> Stated problem: Without including any pictures, write out the listing below exactly.

□ □ □ □ □

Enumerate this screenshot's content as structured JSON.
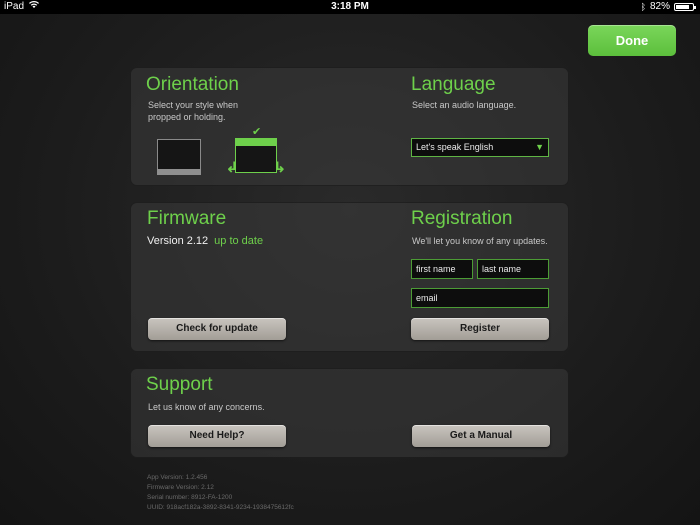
{
  "status_bar": {
    "device": "iPad",
    "time": "3:18 PM",
    "battery": "82%",
    "battery_level": 0.82
  },
  "header": {
    "done_label": "Done"
  },
  "orientation": {
    "title": "Orientation",
    "subtitle_line1": "Select your style when",
    "subtitle_line2": "propped or holding.",
    "check_glyph": "✔"
  },
  "language": {
    "title": "Language",
    "subtitle": "Select an audio language.",
    "selected": "Let's speak English"
  },
  "firmware": {
    "title": "Firmware",
    "version": "Version 2.12",
    "status": "up to date",
    "check_button": "Check for update"
  },
  "registration": {
    "title": "Registration",
    "subtitle": "We'll let you know of any updates.",
    "first_name_placeholder": "first name",
    "last_name_placeholder": "last name",
    "email_placeholder": "email",
    "register_button": "Register"
  },
  "support": {
    "title": "Support",
    "subtitle": "Let us know of any concerns.",
    "help_button": "Need Help?",
    "manual_button": "Get a Manual"
  },
  "app_info": {
    "app_version": "App Version: 1.2.456",
    "firmware_version": "Firmware Version: 2.12",
    "serial_number": "Serial number: 8912-FA-1200",
    "uuid": "UUID: 918acf182a-3892-8341-9234-1938475612fc"
  },
  "colors": {
    "accent": "#6ed04b",
    "done": "#5cbf3c",
    "button": "#b5b0aa"
  },
  "icons": {
    "wifi": "wifi-icon",
    "bluetooth": "bluetooth-icon",
    "battery": "battery-icon",
    "dropdown": "triangle-down"
  }
}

□ □ □ □ □

> Written reply:
Enumerate this screenshot's content as structured JSON.
{
  "status_bar": {
    "device": "iPad",
    "time": "3:18 PM",
    "battery": "82%",
    "battery_level": 0.82
  },
  "header": {
    "done_label": "Done"
  },
  "orientation": {
    "title": "Orientation",
    "subtitle_line1": "Select your style when",
    "subtitle_line2": "propped or holding.",
    "check_glyph": "✔"
  },
  "language": {
    "title": "Language",
    "subtitle": "Select an audio language.",
    "selected": "Let's speak English"
  },
  "firmware": {
    "title": "Firmware",
    "version": "Version 2.12",
    "status": "up to date",
    "check_button": "Check for update"
  },
  "registration": {
    "title": "Registration",
    "subtitle": "We'll let you know of any updates.",
    "first_name_placeholder": "first name",
    "last_name_placeholder": "last name",
    "email_placeholder": "email",
    "register_button": "Register"
  },
  "support": {
    "title": "Support",
    "subtitle": "Let us know of any concerns.",
    "help_button": "Need Help?",
    "manual_button": "Get a Manual"
  },
  "app_info": {
    "app_version": "App Version: 1.2.456",
    "firmware_version": "Firmware Version: 2.12",
    "serial_number": "Serial number: 8912-FA-1200",
    "uuid": "UUID: 918acf182a-3892-8341-9234-1938475612fc"
  },
  "colors": {
    "accent": "#6ed04b",
    "done": "#5cbf3c",
    "button": "#b5b0aa"
  },
  "icons": {
    "wifi": "wifi-icon",
    "bluetooth": "bluetooth-icon",
    "battery": "battery-icon",
    "dropdown": "triangle-down"
  }
}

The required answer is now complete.